:: TASK DIRECTIONS ::
Can you express everything from the start of the entries down to the line containing "Localize each UI" as a Markdown table with the columns Row and Line, leaving out blank lines and the pictures?

○ ○ ○ ○

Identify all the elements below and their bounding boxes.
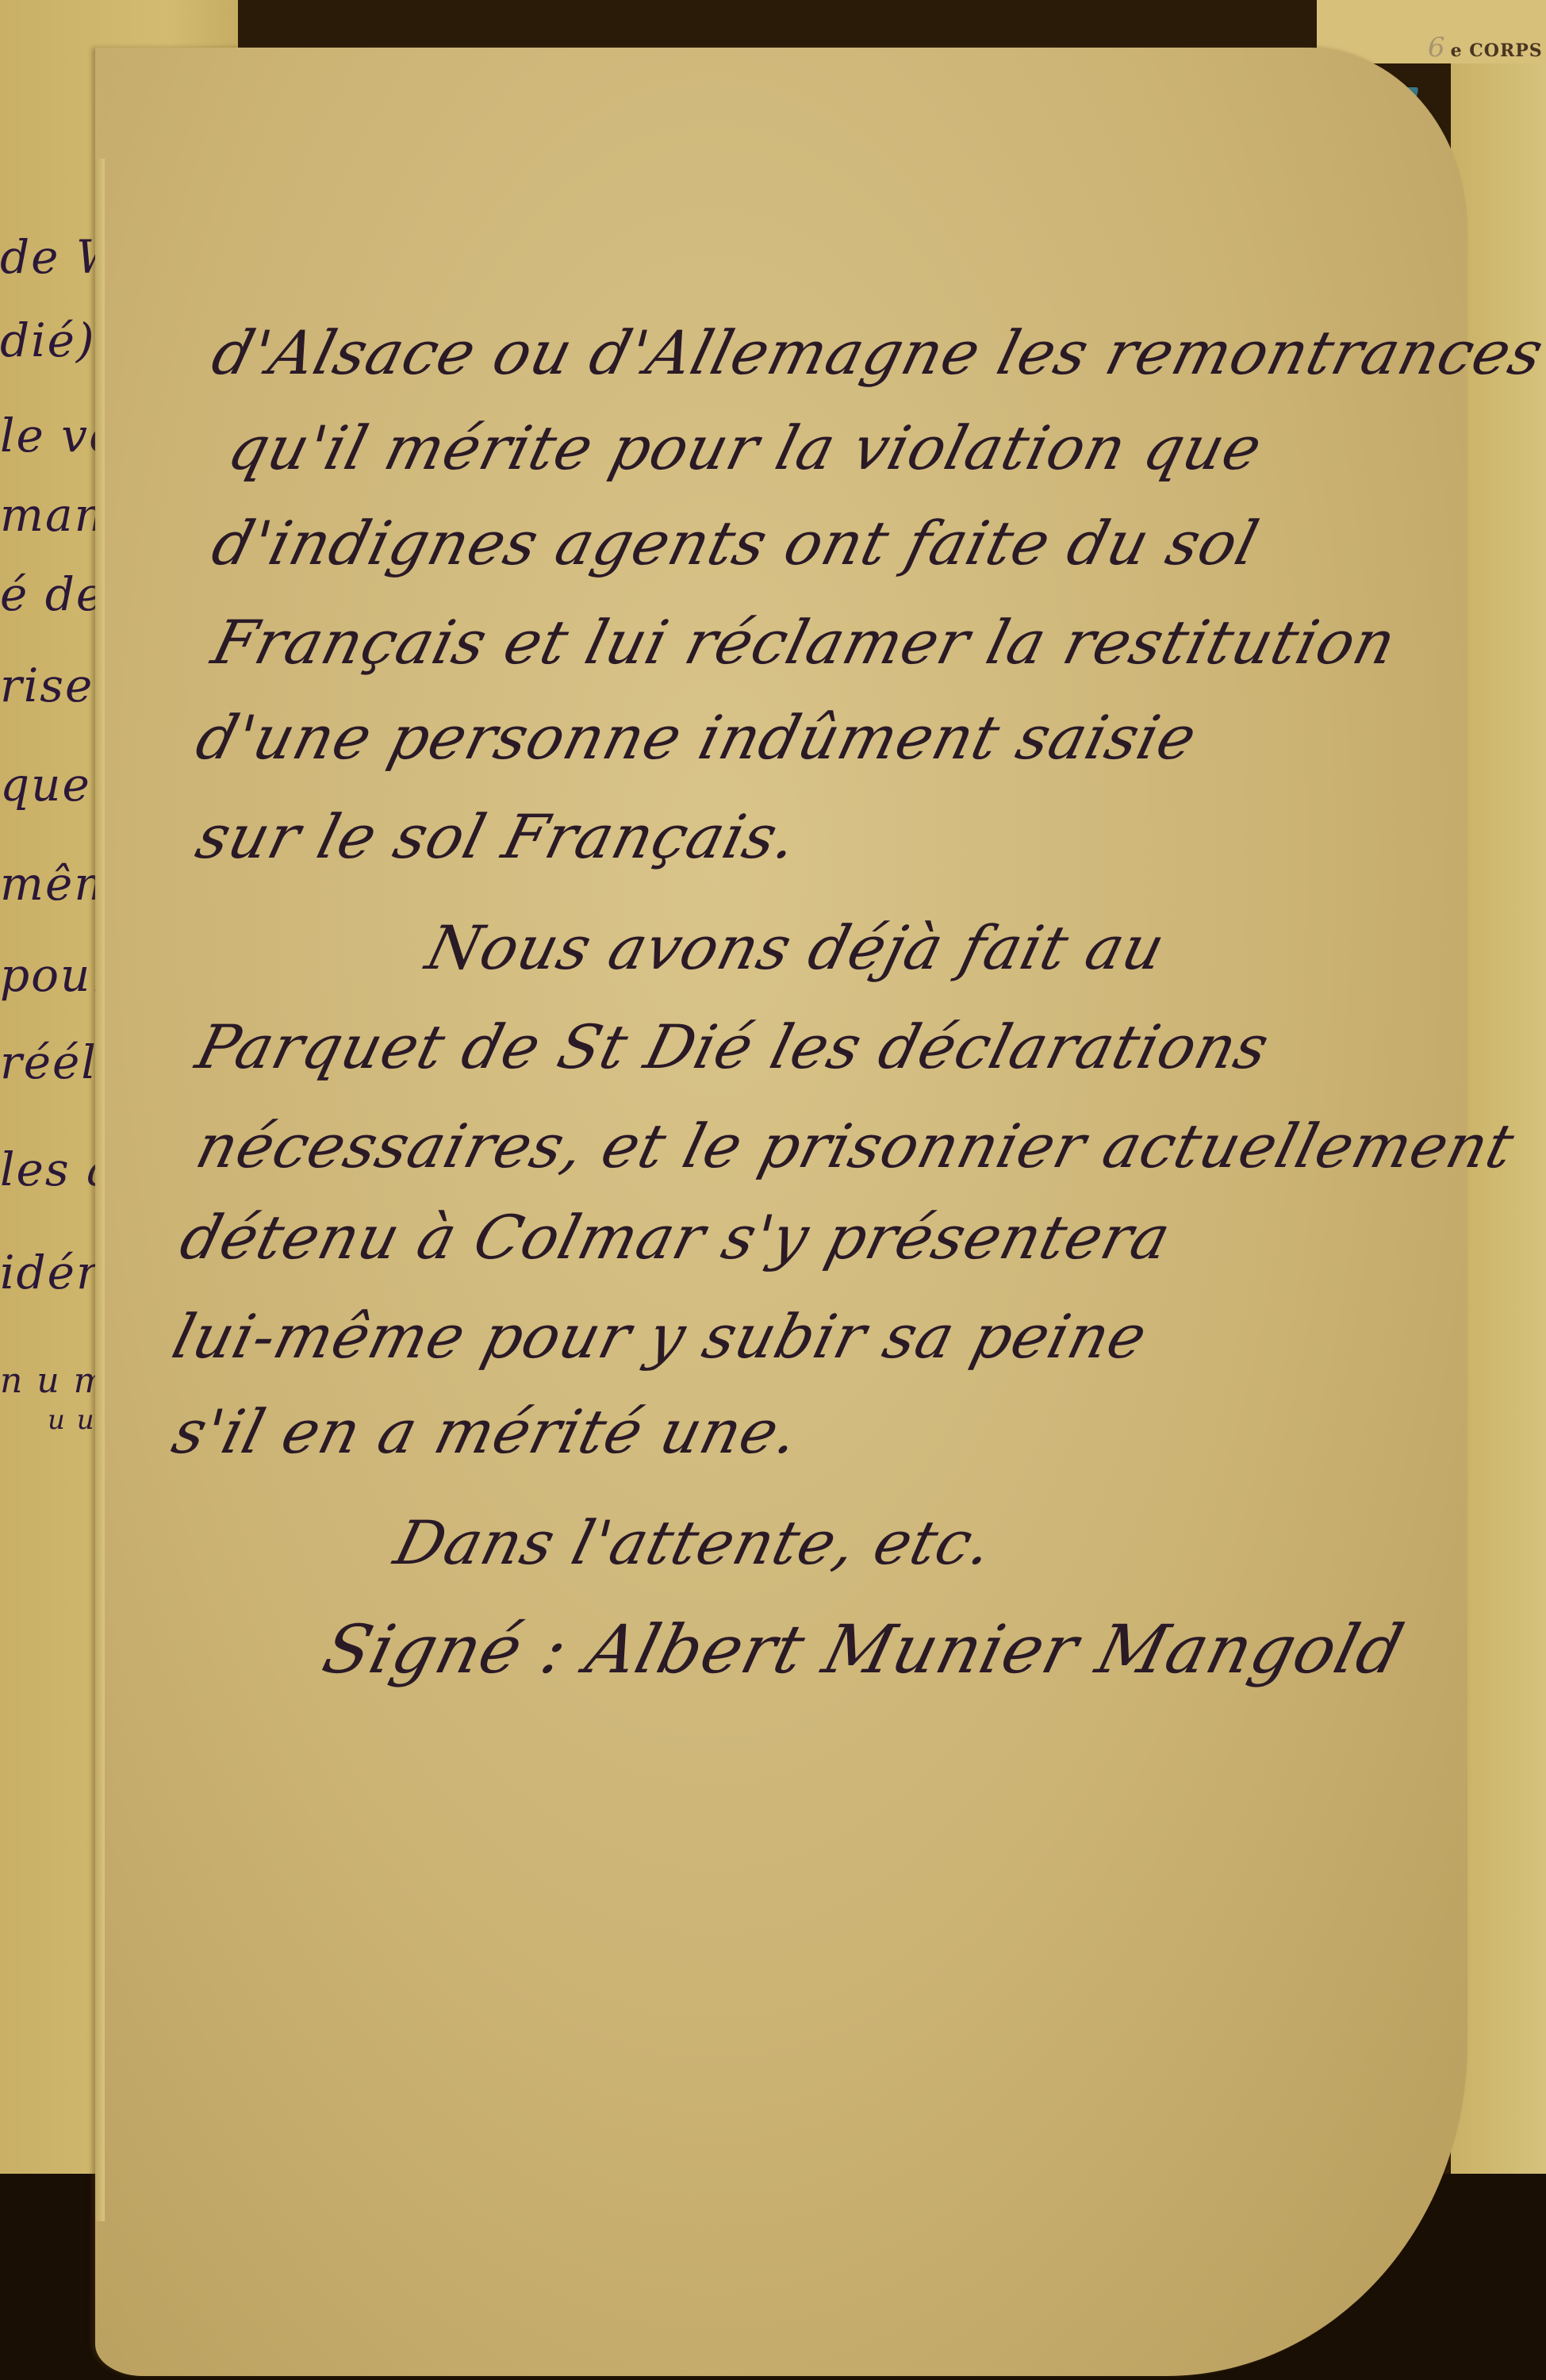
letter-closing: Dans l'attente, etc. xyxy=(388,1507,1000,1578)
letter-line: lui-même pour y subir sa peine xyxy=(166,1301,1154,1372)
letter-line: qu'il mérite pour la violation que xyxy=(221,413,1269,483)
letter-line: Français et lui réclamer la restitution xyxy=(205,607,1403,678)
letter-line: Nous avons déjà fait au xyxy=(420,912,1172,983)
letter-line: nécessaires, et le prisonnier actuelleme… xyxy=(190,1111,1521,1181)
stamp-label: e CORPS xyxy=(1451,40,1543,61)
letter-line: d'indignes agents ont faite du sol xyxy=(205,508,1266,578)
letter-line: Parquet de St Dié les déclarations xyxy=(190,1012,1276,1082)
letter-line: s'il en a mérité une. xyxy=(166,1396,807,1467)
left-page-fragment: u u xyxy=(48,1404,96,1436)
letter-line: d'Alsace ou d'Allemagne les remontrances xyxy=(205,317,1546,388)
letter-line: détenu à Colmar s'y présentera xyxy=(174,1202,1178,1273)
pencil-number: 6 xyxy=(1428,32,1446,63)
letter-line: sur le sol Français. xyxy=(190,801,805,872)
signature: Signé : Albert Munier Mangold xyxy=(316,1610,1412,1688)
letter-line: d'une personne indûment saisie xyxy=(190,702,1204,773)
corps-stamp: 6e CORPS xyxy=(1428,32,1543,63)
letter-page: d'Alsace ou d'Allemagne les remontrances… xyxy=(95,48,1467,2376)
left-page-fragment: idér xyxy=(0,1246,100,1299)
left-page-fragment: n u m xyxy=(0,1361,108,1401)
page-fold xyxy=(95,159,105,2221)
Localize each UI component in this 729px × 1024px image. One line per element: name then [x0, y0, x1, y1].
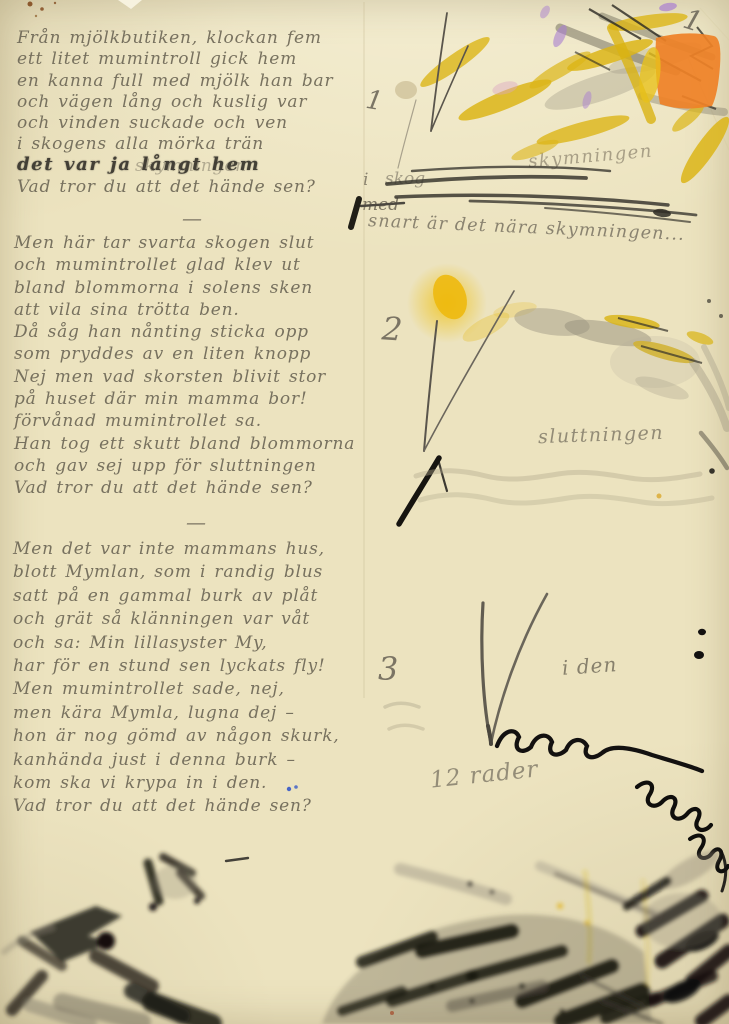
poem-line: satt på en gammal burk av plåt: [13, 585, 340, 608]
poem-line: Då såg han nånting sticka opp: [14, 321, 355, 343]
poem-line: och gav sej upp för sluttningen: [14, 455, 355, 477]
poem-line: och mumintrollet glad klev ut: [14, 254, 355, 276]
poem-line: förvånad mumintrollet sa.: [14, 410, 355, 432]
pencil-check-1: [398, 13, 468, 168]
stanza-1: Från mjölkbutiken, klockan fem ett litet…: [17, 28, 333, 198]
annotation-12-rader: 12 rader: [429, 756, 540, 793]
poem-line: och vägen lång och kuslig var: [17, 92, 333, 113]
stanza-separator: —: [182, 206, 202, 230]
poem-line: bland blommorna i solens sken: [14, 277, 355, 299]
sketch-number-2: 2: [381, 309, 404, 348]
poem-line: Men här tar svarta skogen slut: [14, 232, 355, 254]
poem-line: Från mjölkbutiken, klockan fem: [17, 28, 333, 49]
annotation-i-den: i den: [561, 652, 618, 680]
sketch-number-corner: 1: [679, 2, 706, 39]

○ ○ ○ ○

:: RESULT OF THE TASK ::
| Row | Line |
|---|---|
| 1 | Identify all the elements below and their bounding boxes. |
| 2 | letter-closing: Dans l'attente, etc. xyxy=(388,1507,1000,1578) |
| 3 | letter-line: lui-même pour y subir sa peine xyxy=(166,1301,1154,1372) |
| 4 | letter-line: qu'il mérite pour la violation que xyxy=(221,413,1269,483) |
| 5 | letter-line: Français et lui réclamer la restitution xyxy=(205,607,1403,678) |
| 6 | letter-line: Nous avons déjà fait au xyxy=(420,912,1172,983) |
| 7 | letter-line: nécessaires, et le prisonnier actuelleme… xyxy=(190,1111,1521,1181) |
| 8 | stamp-label: e CORPS xyxy=(1451,40,1543,61) |
| 9 | letter-line: d'indignes agents ont faite du sol xyxy=(205,508,1266,578) |
| 10 | letter-line: Parquet de St Dié les déclarations xyxy=(190,1012,1276,1082) |
| 11 | letter-line: s'il en a mérité une. xyxy=(166,1396,807,1467) |
| 12 | left-page-fragment: u u xyxy=(48,1404,96,1436) |
| 13 | letter-line: d'Alsace ou d'Allemagne les remontrances xyxy=(205,317,1546,388) |
| 14 | letter-line: détenu à Colmar s'y présentera xyxy=(174,1202,1178,1273) |
| 15 | pencil-number: 6 xyxy=(1428,32,1446,63) |
| 16 | letter-line: sur le sol Français. xyxy=(190,801,805,872) |
| 17 | signature: Signé : Albert Munier Mangold xyxy=(316,1610,1412,1688) |
| 18 | letter-line: d'une personne indûment saisie xyxy=(190,702,1204,773) |
| 19 | corps-stamp: 6e CORPS xyxy=(1428,32,1543,63) |
| 20 | letter-page: d'Alsace ou d'Allemagne les remontrances… xyxy=(95,48,1467,2376) |
| 21 | left-page-fragment: idér xyxy=(0,1246,100,1299) |
| 22 | left-page-fragment: n u m xyxy=(0,1361,108,1401) |
| 23 | page-fold xyxy=(95,159,105,2221) |
| 24 | Localize each UI component in this 729px × 1024px image. One line per element: name then [x0, y0, x1, y1]. |